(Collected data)

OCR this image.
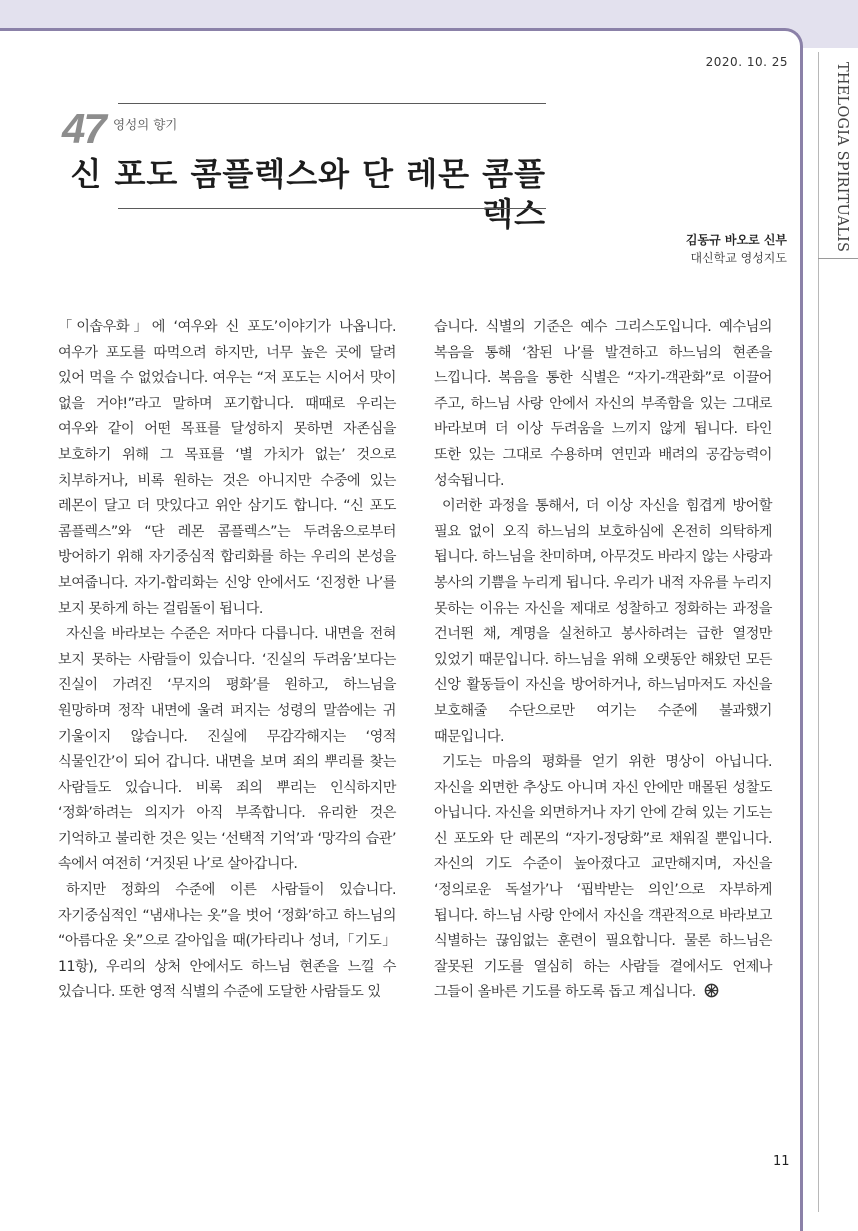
THELOGIA SPIRITUALIS
2020. 10. 25
47 영성의 향기
신 포도 콤플렉스와 단 레몬 콤플렉스
김동규 바오로 신부
대신학교 영성지도

「이솝우화」에 ‘여우와 신 포도’이야기가 나옵니다. 여우가 포도를 따먹으려 하지만, 너무 높은 곳에 달려 있어 먹을 수 없었습니다. 여우는 “저 포도는 시어서 맛이 없을 거야!”라고 말하며 포기합니다. 때때로 우리는 여우와 같이 어떤 목표를 달성하지 못하면 자존심을 보호하기 위해 그 목표를 ‘별 가치가 없는’ 것으로 치부하거나, 비록 원하는 것은 아니지만 수중에 있는 레몬이 달고 더 맛있다고 위안 삼기도 합니다. “신 포도 콤플렉스”와 “단 레몬 콤플렉스”는 두려움으로부터 방어하기 위해 자기중심적 합리화를 하는 우리의 본성을 보여줍니다. 자기-합리화는 신앙 안에서도 ‘진정한 나’를 보지 못하게 하는 걸림돌이 됩니다.

자신을 바라보는 수준은 저마다 다릅니다. 내면을 전혀 보지 못하는 사람들이 있습니다. ‘진실의 두려움’보다는 진실이 가려진 ‘무지의 평화’를 원하고, 하느님을 원망하며 정작 내면에 울려 퍼지는 성령의 말씀에는 귀 기울이지 않습니다. 진실에 무감각해지는 ‘영적 식물인간’이 되어 갑니다. 내면을 보며 죄의 뿌리를 찾는 사람들도 있습니다. 비록 죄의 뿌리는 인식하지만 ‘정화’하려는 의지가 아직 부족합니다. 유리한 것은 기억하고 불리한 것은 잊는 ‘선택적 기억’과 ‘망각의 습관’ 속에서 여전히 ‘거짓된 나’로 살아갑니다.

하지만 정화의 수준에 이른 사람들이 있습니다. 자기중심적인 “냄새나는 옷”을 벗어 ‘정화’하고 하느님의 “아름다운 옷”으로 갈아입을 때(가타리나 성녀,「기도」 11항), 우리의 상처 안에서도 하느님 현존을 느낄 수 있습니다. 또한 영적 식별의 수준에 도달한 사람들도 있

습니다. 식별의 기준은 예수 그리스도입니다. 예수님의 복음을 통해 ‘참된 나’를 발견하고 하느님의 현존을 느낍니다. 복음을 통한 식별은 “자기-객관화”로 이끌어 주고, 하느님 사랑 안에서 자신의 부족함을 있는 그대로 바라보며 더 이상 두려움을 느끼지 않게 됩니다. 타인 또한 있는 그대로 수용하며 연민과 배려의 공감능력이 성숙됩니다.

이러한 과정을 통해서, 더 이상 자신을 힘겹게 방어할 필요 없이 오직 하느님의 보호하심에 온전히 의탁하게 됩니다. 하느님을 찬미하며, 아무것도 바라지 않는 사랑과 봉사의 기쁨을 누리게 됩니다. 우리가 내적 자유를 누리지 못하는 이유는 자신을 제대로 성찰하고 정화하는 과정을 건너뛴 채, 계명을 실천하고 봉사하려는 급한 열정만 있었기 때문입니다. 하느님을 위해 오랫동안 해왔던 모든 신앙 활동들이 자신을 방어하거나, 하느님마저도 자신을 보호해줄 수단으로만 여기는 수준에 불과했기 때문입니다.

기도는 마음의 평화를 얻기 위한 명상이 아닙니다. 자신을 외면한 추상도 아니며 자신 안에만 매몰된 성찰도 아닙니다. 자신을 외면하거나 자기 안에 갇혀 있는 기도는 신 포도와 단 레몬의 “자기-정당화”로 채워질 뿐입니다. 자신의 기도 수준이 높아졌다고 교만해지며, 자신을 ‘정의로운 독설가’나 ‘핍박받는 의인’으로 자부하게 됩니다. 하느님 사랑 안에서 자신을 객관적으로 바라보고 식별하는 끊임없는 훈련이 필요합니다. 물론 하느님은 잘못된 기도를 열심히 하는 사람들 곁에서도 언제나 그들이 올바른 기도를 하도록 돕고 계십니다.

11
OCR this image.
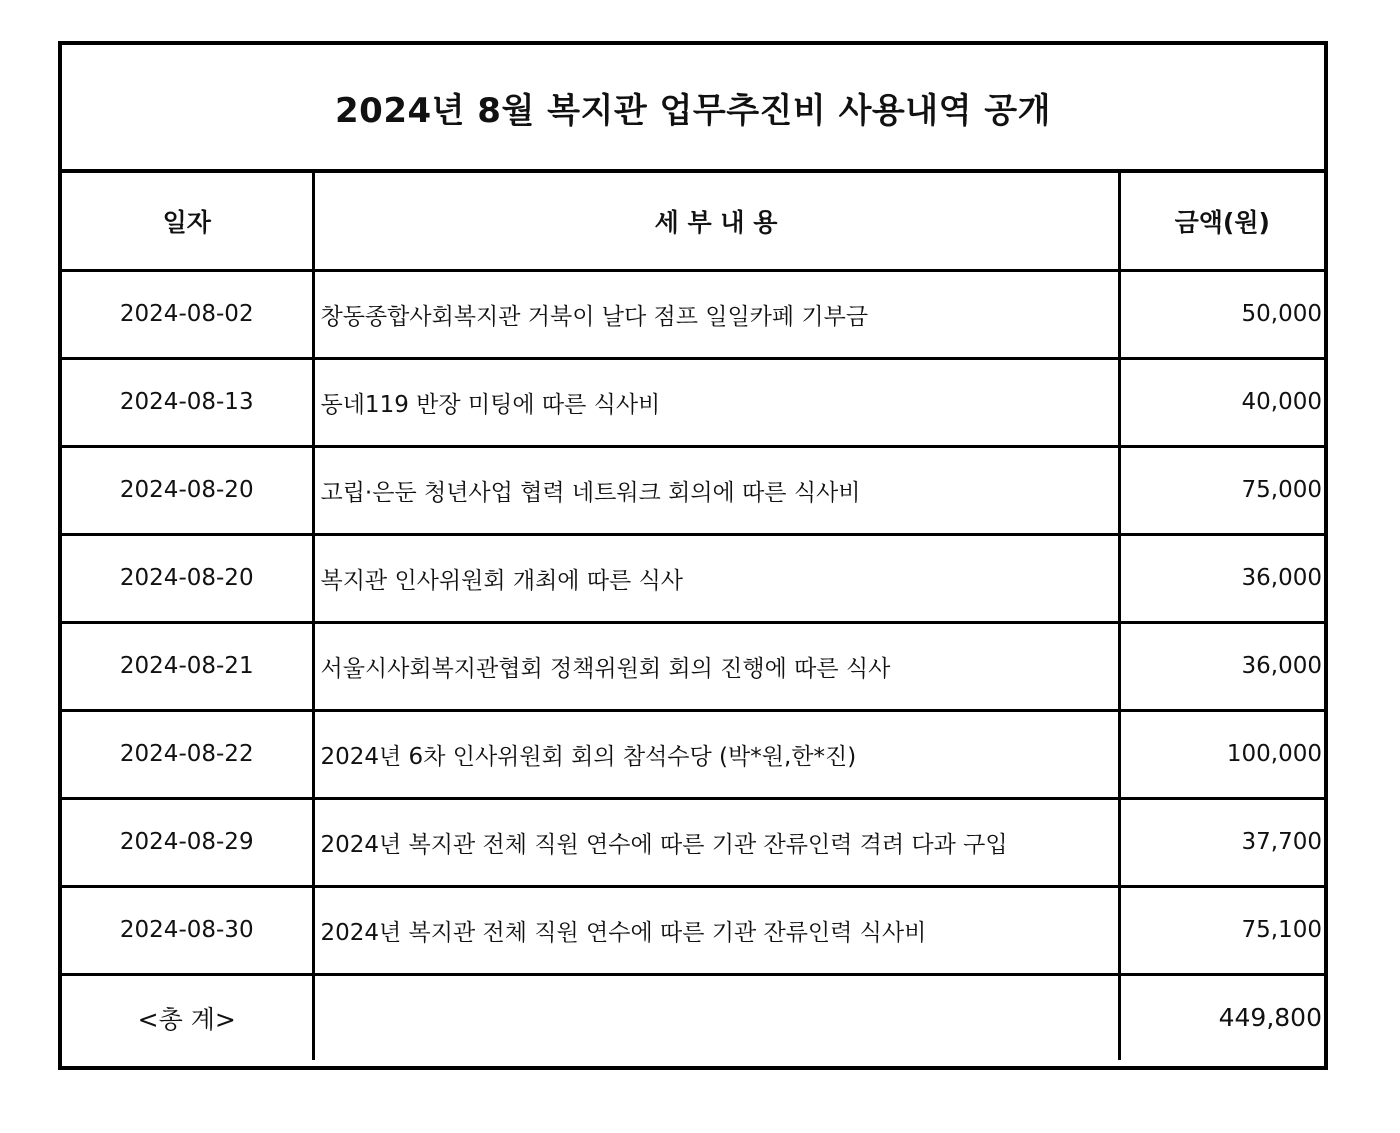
2024년 8월 복지관 업무추진비 사용내역 공개
일자	세 부 내 용	금액(원)
2024-08-02	창동종합사회복지관 거북이 날다 점프 일일카페 기부금	50,000
2024-08-13	동네119 반장 미팅에 따른 식사비	40,000
2024-08-20	고립·은둔 청년사업 협력 네트워크 회의에 따른 식사비	75,000
2024-08-20	복지관 인사위원회 개최에 따른 식사	36,000
2024-08-21	서울시사회복지관협회 정책위원회 회의 진행에 따른 식사	36,000
2024-08-22	2024년 6차 인사위원회 회의 참석수당 (박*원,한*진)	100,000
2024-08-29	2024년 복지관 전체 직원 연수에 따른 기관 잔류인력 격려 다과 구입	37,700
2024-08-30	2024년 복지관 전체 직원 연수에 따른 기관 잔류인력 식사비	75,100
<총 계>		449,800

**PROBLEM REQUIREMENTS**
Copy out all the data without changing anything, and drop the pictures.

**ANSWER TO THE TASK**
OCR this image.
THELOGIA SPIRITUALIS
2020. 10. 25
47 영성의 향기
신 포도 콤플렉스와 단 레몬 콤플렉스
김동규 바오로 신부
대신학교 영성지도

「이솝우화」에 ‘여우와 신 포도’이야기가 나옵니다. 여우가 포도를 따먹으려 하지만, 너무 높은 곳에 달려 있어 먹을 수 없었습니다. 여우는 “저 포도는 시어서 맛이 없을 거야!”라고 말하며 포기합니다. 때때로 우리는 여우와 같이 어떤 목표를 달성하지 못하면 자존심을 보호하기 위해 그 목표를 ‘별 가치가 없는’ 것으로 치부하거나, 비록 원하는 것은 아니지만 수중에 있는 레몬이 달고 더 맛있다고 위안 삼기도 합니다. “신 포도 콤플렉스”와 “단 레몬 콤플렉스”는 두려움으로부터 방어하기 위해 자기중심적 합리화를 하는 우리의 본성을 보여줍니다. 자기-합리화는 신앙 안에서도 ‘진정한 나’를 보지 못하게 하는 걸림돌이 됩니다.

자신을 바라보는 수준은 저마다 다릅니다. 내면을 전혀 보지 못하는 사람들이 있습니다. ‘진실의 두려움’보다는 진실이 가려진 ‘무지의 평화’를 원하고, 하느님을 원망하며 정작 내면에 울려 퍼지는 성령의 말씀에는 귀 기울이지 않습니다. 진실에 무감각해지는 ‘영적 식물인간’이 되어 갑니다. 내면을 보며 죄의 뿌리를 찾는 사람들도 있습니다. 비록 죄의 뿌리는 인식하지만 ‘정화’하려는 의지가 아직 부족합니다. 유리한 것은 기억하고 불리한 것은 잊는 ‘선택적 기억’과 ‘망각의 습관’ 속에서 여전히 ‘거짓된 나’로 살아갑니다.

하지만 정화의 수준에 이른 사람들이 있습니다. 자기중심적인 “냄새나는 옷”을 벗어 ‘정화’하고 하느님의 “아름다운 옷”으로 갈아입을 때(가타리나 성녀,「기도」 11항), 우리의 상처 안에서도 하느님 현존을 느낄 수 있습니다. 또한 영적 식별의 수준에 도달한 사람들도 있

습니다. 식별의 기준은 예수 그리스도입니다. 예수님의 복음을 통해 ‘참된 나’를 발견하고 하느님의 현존을 느낍니다. 복음을 통한 식별은 “자기-객관화”로 이끌어 주고, 하느님 사랑 안에서 자신의 부족함을 있는 그대로 바라보며 더 이상 두려움을 느끼지 않게 됩니다. 타인 또한 있는 그대로 수용하며 연민과 배려의 공감능력이 성숙됩니다.

이러한 과정을 통해서, 더 이상 자신을 힘겹게 방어할 필요 없이 오직 하느님의 보호하심에 온전히 의탁하게 됩니다. 하느님을 찬미하며, 아무것도 바라지 않는 사랑과 봉사의 기쁨을 누리게 됩니다. 우리가 내적 자유를 누리지 못하는 이유는 자신을 제대로 성찰하고 정화하는 과정을 건너뛴 채, 계명을 실천하고 봉사하려는 급한 열정만 있었기 때문입니다. 하느님을 위해 오랫동안 해왔던 모든 신앙 활동들이 자신을 방어하거나, 하느님마저도 자신을 보호해줄 수단으로만 여기는 수준에 불과했기 때문입니다.

기도는 마음의 평화를 얻기 위한 명상이 아닙니다. 자신을 외면한 추상도 아니며 자신 안에만 매몰된 성찰도 아닙니다. 자신을 외면하거나 자기 안에 갇혀 있는 기도는 신 포도와 단 레몬의 “자기-정당화”로 채워질 뿐입니다. 자신의 기도 수준이 높아졌다고 교만해지며, 자신을 ‘정의로운 독설가’나 ‘핍박받는 의인’으로 자부하게 됩니다. 하느님 사랑 안에서 자신을 객관적으로 바라보고 식별하는 끊임없는 훈련이 필요합니다. 물론 하느님은 잘못된 기도를 열심히 하는 사람들 곁에서도 언제나 그들이 올바른 기도를 하도록 돕고 계십니다.

11
OCR this image.
2024년 8월 복지관 업무추진비 사용내역 공개
일자	세 부 내 용	금액(원)
2024-08-02	창동종합사회복지관 거북이 날다 점프 일일카페 기부금	50,000
2024-08-13	동네119 반장 미팅에 따른 식사비	40,000
2024-08-20	고립·은둔 청년사업 협력 네트워크 회의에 따른 식사비	75,000
2024-08-20	복지관 인사위원회 개최에 따른 식사	36,000
2024-08-21	서울시사회복지관협회 정책위원회 회의 진행에 따른 식사	36,000
2024-08-22	2024년 6차 인사위원회 회의 참석수당 (박*원,한*진)	100,000
2024-08-29	2024년 복지관 전체 직원 연수에 따른 기관 잔류인력 격려 다과 구입	37,700
2024-08-30	2024년 복지관 전체 직원 연수에 따른 기관 잔류인력 식사비	75,100
<총 계>		449,800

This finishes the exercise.